### PASSAGE GIVEN
######
When I was a teenager, I would often come home to my mother exclaiming, " Where were you? I was worried!" Before you empathize with my poor, suffering mom, you should know that this usually followed an outing she knew about, had agreed to, and had set a return time for. She openly admitted that she began to worry before my expected arrival, so, if I was 5 minutes late, she was already in panic mode.
This is to acknowledge that I've been gone from this space and I hope you didn't worry. I doubt you did, but...just in case.
I, however, have been worried, or, rather, distressed about my absence and it seemed like the more anxious I got, the harder it was to sit down and write. Self-employment and the self-direction it requires has lots of positives, but sometimes the complexity of being my own own boss reminds me of this Willie Nelson song where he describes a sordid family tree where he is his own grandfather.
Country music aside, I started thinking about how I motivate myself in general and if I could apply any of those techniques to writing.
For instance, everyday I email myself a to-do list, cleverly titled, " To do today" and I reply to that email throughout the day noting finished items. I leave at least one mundane task incomplete at the end of the work day, such as a bit of fabric ironing or label making. The next morning I use that mindless activity to get myself into work mode. I "reward"myself for less-loved tasks like product photography by giving myself permission to work on a personal sewing project when that job is done (why and how sewing is both my hobby and my work is a topic for another post). Also, like many self-employed folks, I create long term goals that I break into smaller , bird by bird, tasks.
######
### TASKS
(A) Reproduce the passage from the words "This is to acknowledge" through "his own grandfather.", switching "boss" to "employer".
(B) According to the passage, what does the writer email to themselves every day?
######
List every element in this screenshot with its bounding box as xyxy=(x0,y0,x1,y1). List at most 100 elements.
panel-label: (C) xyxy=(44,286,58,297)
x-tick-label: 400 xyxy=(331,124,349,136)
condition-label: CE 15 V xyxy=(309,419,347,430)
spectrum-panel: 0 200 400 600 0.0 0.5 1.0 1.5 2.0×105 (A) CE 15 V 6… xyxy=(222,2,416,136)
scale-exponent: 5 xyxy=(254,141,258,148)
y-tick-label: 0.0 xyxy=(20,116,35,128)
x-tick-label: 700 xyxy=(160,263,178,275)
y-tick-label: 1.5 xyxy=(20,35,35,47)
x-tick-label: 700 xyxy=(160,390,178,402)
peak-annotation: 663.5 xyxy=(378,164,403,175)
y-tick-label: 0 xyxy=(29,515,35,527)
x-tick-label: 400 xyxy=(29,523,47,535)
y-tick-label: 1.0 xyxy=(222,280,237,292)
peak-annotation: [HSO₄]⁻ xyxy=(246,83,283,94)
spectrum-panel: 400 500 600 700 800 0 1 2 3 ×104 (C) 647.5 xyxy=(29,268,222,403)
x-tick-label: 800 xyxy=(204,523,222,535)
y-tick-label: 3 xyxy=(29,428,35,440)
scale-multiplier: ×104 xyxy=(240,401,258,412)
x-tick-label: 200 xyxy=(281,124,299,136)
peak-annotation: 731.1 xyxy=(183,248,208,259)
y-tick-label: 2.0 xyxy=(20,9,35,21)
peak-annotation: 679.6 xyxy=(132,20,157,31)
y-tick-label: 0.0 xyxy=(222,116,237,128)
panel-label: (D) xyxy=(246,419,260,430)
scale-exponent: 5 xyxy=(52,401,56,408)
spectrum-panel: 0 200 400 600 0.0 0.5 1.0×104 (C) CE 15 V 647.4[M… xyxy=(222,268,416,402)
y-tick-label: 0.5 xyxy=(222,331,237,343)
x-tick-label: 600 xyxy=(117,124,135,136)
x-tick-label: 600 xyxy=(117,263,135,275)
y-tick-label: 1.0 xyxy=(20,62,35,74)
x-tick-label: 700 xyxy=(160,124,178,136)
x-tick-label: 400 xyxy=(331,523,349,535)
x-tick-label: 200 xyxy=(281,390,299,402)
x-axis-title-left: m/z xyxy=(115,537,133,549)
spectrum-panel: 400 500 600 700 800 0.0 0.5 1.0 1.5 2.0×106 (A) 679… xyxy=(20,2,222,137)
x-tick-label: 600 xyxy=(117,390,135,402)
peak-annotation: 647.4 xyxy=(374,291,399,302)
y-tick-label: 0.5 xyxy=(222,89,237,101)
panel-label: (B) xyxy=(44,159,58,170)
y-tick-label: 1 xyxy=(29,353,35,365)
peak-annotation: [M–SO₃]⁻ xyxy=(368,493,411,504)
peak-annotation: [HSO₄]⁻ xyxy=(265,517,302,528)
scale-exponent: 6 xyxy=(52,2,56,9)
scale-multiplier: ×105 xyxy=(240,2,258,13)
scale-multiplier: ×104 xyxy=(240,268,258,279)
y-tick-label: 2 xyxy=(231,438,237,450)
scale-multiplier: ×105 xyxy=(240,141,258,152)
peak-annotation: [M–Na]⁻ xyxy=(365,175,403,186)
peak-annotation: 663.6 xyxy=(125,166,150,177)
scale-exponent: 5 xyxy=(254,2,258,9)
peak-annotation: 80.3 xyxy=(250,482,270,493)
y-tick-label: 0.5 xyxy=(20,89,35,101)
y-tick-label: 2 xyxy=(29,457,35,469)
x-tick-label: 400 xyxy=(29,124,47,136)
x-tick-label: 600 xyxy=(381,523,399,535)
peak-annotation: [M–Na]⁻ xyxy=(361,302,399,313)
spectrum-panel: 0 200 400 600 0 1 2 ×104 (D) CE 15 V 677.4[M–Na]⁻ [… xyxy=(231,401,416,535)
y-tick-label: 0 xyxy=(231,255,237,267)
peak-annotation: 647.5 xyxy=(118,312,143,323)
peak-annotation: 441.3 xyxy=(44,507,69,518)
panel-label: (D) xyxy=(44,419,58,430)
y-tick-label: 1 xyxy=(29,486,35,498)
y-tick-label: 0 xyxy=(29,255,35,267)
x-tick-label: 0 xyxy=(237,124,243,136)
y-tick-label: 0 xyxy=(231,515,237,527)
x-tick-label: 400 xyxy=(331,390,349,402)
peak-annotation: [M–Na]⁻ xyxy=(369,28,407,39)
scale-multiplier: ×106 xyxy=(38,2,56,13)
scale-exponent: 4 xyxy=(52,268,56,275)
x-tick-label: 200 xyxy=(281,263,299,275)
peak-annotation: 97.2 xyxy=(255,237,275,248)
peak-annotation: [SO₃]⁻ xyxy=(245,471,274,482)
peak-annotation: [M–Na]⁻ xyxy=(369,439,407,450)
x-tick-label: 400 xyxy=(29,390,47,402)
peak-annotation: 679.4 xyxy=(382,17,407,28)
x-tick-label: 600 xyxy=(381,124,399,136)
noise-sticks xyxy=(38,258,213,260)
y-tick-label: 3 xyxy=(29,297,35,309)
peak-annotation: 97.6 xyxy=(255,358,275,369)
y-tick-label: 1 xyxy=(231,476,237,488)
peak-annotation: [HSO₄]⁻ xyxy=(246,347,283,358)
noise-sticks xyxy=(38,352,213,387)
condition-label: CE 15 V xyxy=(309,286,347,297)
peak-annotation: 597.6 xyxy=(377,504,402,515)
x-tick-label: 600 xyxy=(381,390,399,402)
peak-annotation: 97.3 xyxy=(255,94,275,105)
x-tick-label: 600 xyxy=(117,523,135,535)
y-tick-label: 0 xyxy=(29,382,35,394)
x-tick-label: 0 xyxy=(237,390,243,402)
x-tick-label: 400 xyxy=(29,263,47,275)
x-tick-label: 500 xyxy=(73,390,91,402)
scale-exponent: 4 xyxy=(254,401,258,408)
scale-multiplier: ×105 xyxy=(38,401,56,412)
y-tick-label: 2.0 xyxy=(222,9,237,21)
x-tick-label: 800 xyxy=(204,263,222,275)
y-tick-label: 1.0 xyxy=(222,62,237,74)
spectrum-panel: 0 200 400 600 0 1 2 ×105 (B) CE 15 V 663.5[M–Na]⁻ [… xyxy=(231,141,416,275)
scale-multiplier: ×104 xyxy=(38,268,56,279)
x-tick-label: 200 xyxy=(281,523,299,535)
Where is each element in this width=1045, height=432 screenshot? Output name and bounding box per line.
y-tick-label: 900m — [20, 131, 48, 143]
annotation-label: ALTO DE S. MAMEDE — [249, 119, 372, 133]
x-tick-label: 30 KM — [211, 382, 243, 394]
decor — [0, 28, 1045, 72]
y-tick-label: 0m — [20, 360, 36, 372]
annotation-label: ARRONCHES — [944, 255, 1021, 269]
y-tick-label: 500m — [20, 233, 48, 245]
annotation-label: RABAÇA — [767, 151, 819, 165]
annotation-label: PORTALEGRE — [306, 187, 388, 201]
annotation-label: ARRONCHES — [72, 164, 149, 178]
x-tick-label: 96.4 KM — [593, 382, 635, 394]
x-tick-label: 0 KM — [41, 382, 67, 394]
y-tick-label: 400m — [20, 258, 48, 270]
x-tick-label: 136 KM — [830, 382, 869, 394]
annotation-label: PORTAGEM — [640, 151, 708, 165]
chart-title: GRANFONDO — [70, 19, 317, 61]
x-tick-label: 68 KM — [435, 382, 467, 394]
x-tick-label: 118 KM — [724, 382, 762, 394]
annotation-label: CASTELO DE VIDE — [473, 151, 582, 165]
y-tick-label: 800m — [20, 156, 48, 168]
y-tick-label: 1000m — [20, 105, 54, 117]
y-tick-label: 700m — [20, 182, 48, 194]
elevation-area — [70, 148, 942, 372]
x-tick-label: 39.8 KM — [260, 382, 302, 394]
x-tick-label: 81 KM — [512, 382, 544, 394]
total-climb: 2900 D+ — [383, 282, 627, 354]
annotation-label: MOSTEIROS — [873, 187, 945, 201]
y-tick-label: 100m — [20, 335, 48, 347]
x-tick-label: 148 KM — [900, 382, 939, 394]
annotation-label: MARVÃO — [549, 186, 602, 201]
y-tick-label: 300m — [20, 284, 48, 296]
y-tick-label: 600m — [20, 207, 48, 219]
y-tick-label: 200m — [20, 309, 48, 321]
######
### SOLUTION LIST
(A)
This is to acknowledge that I've been gone from this space and I hope you didn't worry. I doubt you did, but...just in case.
I, however, have been worried, or, rather, distressed about my absence and it seemed like the more anxious I got, the harder it was to sit down and write. Self-employment and the self-direction it requires has lots of positives, but sometimes the complexity of being my own own employer reminds me of this Willie Nelson song where he describes a sordid family tree where he is his own grandfather.

(B) A to-do list titled "To do today."